* Start *
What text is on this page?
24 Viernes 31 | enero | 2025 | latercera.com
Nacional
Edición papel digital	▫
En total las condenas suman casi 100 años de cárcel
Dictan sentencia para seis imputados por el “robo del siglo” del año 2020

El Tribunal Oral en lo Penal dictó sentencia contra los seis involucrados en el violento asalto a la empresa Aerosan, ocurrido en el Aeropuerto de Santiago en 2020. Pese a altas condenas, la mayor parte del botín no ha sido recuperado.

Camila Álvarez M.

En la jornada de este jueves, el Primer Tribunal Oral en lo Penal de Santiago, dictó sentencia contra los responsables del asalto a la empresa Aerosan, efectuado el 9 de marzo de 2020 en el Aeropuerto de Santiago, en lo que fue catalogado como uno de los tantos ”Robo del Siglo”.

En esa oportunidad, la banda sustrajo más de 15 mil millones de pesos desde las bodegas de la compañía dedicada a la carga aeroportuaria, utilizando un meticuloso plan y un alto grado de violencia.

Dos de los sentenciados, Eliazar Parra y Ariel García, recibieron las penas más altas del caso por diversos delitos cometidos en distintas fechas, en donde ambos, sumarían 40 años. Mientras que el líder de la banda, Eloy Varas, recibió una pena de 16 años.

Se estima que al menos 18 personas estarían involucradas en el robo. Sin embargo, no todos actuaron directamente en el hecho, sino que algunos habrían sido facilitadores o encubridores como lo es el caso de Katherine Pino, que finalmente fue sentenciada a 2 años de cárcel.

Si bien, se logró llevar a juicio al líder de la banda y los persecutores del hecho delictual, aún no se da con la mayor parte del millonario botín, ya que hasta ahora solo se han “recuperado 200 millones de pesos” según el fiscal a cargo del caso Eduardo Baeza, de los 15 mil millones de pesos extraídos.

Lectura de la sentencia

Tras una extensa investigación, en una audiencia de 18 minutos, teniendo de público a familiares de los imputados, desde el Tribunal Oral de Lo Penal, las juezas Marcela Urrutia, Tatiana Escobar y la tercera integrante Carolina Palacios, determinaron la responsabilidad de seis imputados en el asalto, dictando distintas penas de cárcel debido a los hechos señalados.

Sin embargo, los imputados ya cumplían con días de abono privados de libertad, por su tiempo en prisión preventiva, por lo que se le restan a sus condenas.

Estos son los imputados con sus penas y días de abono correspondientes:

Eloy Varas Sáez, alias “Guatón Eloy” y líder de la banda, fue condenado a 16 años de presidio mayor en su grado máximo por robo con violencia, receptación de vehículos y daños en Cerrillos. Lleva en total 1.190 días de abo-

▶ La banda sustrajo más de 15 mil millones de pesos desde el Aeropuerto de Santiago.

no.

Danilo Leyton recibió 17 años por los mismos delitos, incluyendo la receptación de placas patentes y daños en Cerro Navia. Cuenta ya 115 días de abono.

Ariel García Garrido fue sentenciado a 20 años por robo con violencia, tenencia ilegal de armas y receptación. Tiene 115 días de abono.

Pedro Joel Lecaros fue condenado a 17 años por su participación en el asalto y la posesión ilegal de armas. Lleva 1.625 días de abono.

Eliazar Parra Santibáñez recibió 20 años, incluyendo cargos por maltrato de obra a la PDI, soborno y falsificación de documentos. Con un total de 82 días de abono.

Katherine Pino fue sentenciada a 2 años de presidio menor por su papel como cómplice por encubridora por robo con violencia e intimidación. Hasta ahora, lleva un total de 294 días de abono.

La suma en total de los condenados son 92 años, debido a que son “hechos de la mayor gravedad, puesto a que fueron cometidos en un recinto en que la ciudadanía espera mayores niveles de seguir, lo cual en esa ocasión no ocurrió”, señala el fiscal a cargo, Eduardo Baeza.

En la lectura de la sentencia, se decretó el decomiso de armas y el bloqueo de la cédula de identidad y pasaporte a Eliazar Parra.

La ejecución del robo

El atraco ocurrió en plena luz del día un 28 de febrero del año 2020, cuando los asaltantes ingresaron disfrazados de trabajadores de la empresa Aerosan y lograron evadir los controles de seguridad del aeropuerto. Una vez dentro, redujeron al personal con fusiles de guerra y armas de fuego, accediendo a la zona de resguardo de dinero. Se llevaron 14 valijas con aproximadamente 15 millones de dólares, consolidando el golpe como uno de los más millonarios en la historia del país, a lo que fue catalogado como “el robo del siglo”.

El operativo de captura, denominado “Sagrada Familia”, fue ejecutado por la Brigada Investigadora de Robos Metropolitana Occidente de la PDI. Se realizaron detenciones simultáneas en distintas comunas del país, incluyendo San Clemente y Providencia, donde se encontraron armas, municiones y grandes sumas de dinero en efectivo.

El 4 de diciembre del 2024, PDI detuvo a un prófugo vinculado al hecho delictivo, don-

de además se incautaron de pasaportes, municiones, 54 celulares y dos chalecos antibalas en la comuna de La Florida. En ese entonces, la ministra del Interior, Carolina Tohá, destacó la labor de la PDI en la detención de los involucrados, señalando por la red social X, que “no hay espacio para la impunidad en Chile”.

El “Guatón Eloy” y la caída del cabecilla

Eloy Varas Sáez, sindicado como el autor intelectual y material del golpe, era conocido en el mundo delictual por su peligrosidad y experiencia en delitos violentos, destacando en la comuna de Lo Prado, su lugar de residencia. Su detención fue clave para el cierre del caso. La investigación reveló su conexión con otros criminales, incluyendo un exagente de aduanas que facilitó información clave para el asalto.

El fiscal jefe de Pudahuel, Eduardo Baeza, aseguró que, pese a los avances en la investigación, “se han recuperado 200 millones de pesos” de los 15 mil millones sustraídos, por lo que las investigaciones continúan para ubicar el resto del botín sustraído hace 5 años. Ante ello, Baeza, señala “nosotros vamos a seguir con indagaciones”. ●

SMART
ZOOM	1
* End *
REQUEST ▸ Reproduce the material verbatim, line by line.

EXERCISE SOLUTION ▸
What text is on this page?
24 Viernes 31 | enero | 2025 | latercera.com
Nacional
Edición papel digital	▫
En total las condenas suman casi 100 años de cárcel
Dictan sentencia para seis imputados por el “robo del siglo” del año 2020

El Tribunal Oral en lo Penal dictó sentencia contra los seis involucrados en el violento asalto a la empresa Aerosan, ocurrido en el Aeropuerto de Santiago en 2020. Pese a altas condenas, la mayor parte del botín no ha sido recuperado.

Camila Álvarez M.

En la jornada de este jueves, el Primer Tribunal Oral en lo Penal de Santiago, dictó sentencia contra los responsables del asalto a la empresa Aerosan, efectuado el 9 de marzo de 2020 en el Aeropuerto de Santiago, en lo que fue catalogado como uno de los tantos ”Robo del Siglo”.

En esa oportunidad, la banda sustrajo más de 15 mil millones de pesos desde las bodegas de la compañía dedicada a la carga aeroportuaria, utilizando un meticuloso plan y un alto grado de violencia.

Dos de los sentenciados, Eliazar Parra y Ariel García, recibieron las penas más altas del caso por diversos delitos cometidos en distintas fechas, en donde ambos, sumarían 40 años. Mientras que el líder de la banda, Eloy Varas, recibió una pena de 16 años.

Se estima que al menos 18 personas estarían involucradas en el robo. Sin embargo, no todos actuaron directamente en el hecho, sino que algunos habrían sido facilitadores o encubridores como lo es el caso de Katherine Pino, que finalmente fue sentenciada a 2 años de cárcel.

Si bien, se logró llevar a juicio al líder de la banda y los persecutores del hecho delictual, aún no se da con la mayor parte del millonario botín, ya que hasta ahora solo se han “recuperado 200 millones de pesos” según el fiscal a cargo del caso Eduardo Baeza, de los 15 mil millones de pesos extraídos.

Lectura de la sentencia

Tras una extensa investigación, en una audiencia de 18 minutos, teniendo de público a familiares de los imputados, desde el Tribunal Oral de Lo Penal, las juezas Marcela Urrutia, Tatiana Escobar y la tercera integrante Carolina Palacios, determinaron la responsabilidad de seis imputados en el asalto, dictando distintas penas de cárcel debido a los hechos señalados.

Sin embargo, los imputados ya cumplían con días de abono privados de libertad, por su tiempo en prisión preventiva, por lo que se le restan a sus condenas.

Estos son los imputados con sus penas y días de abono correspondientes:

Eloy Varas Sáez, alias “Guatón Eloy” y líder de la banda, fue condenado a 16 años de presidio mayor en su grado máximo por robo con violencia, receptación de vehículos y daños en Cerrillos. Lleva en total 1.190 días de abo-

▶ La banda sustrajo más de 15 mil millones de pesos desde el Aeropuerto de Santiago.

no.

Danilo Leyton recibió 17 años por los mismos delitos, incluyendo la receptación de placas patentes y daños en Cerro Navia. Cuenta ya 115 días de abono.

Ariel García Garrido fue sentenciado a 20 años por robo con violencia, tenencia ilegal de armas y receptación. Tiene 115 días de abono.

Pedro Joel Lecaros fue condenado a 17 años por su participación en el asalto y la posesión ilegal de armas. Lleva 1.625 días de abono.

Eliazar Parra Santibáñez recibió 20 años, incluyendo cargos por maltrato de obra a la PDI, soborno y falsificación de documentos. Con un total de 82 días de abono.

Katherine Pino fue sentenciada a 2 años de presidio menor por su papel como cómplice por encubridora por robo con violencia e intimidación. Hasta ahora, lleva un total de 294 días de abono.

La suma en total de los condenados son 92 años, debido a que son “hechos de la mayor gravedad, puesto a que fueron cometidos en un recinto en que la ciudadanía espera mayores niveles de seguir, lo cual en esa ocasión no ocurrió”, señala el fiscal a cargo, Eduardo Baeza.

En la lectura de la sentencia, se decretó el decomiso de armas y el bloqueo de la cédula de identidad y pasaporte a Eliazar Parra.

La ejecución del robo

El atraco ocurrió en plena luz del día un 28 de febrero del año 2020, cuando los asaltantes ingresaron disfrazados de trabajadores de la empresa Aerosan y lograron evadir los controles de seguridad del aeropuerto. Una vez dentro, redujeron al personal con fusiles de guerra y armas de fuego, accediendo a la zona de resguardo de dinero. Se llevaron 14 valijas con aproximadamente 15 millones de dólares, consolidando el golpe como uno de los más millonarios en la historia del país, a lo que fue catalogado como “el robo del siglo”.

El operativo de captura, denominado “Sagrada Familia”, fue ejecutado por la Brigada Investigadora de Robos Metropolitana Occidente de la PDI. Se realizaron detenciones simultáneas en distintas comunas del país, incluyendo San Clemente y Providencia, donde se encontraron armas, municiones y grandes sumas de dinero en efectivo.

El 4 de diciembre del 2024, PDI detuvo a un prófugo vinculado al hecho delictivo, don-

de además se incautaron de pasaportes, municiones, 54 celulares y dos chalecos antibalas en la comuna de La Florida. En ese entonces, la ministra del Interior, Carolina Tohá, destacó la labor de la PDI en la detención de los involucrados, señalando por la red social X, que “no hay espacio para la impunidad en Chile”.

El “Guatón Eloy” y la caída del cabecilla

Eloy Varas Sáez, sindicado como el autor intelectual y material del golpe, era conocido en el mundo delictual por su peligrosidad y experiencia en delitos violentos, destacando en la comuna de Lo Prado, su lugar de residencia. Su detención fue clave para el cierre del caso. La investigación reveló su conexión con otros criminales, incluyendo un exagente de aduanas que facilitó información clave para el asalto.

El fiscal jefe de Pudahuel, Eduardo Baeza, aseguró que, pese a los avances en la investigación, “se han recuperado 200 millones de pesos” de los 15 mil millones sustraídos, por lo que las investigaciones continúan para ubicar el resto del botín sustraído hace 5 años. Ante ello, Baeza, señala “nosotros vamos a seguir con indagaciones”. ●

SMART
ZOOM	1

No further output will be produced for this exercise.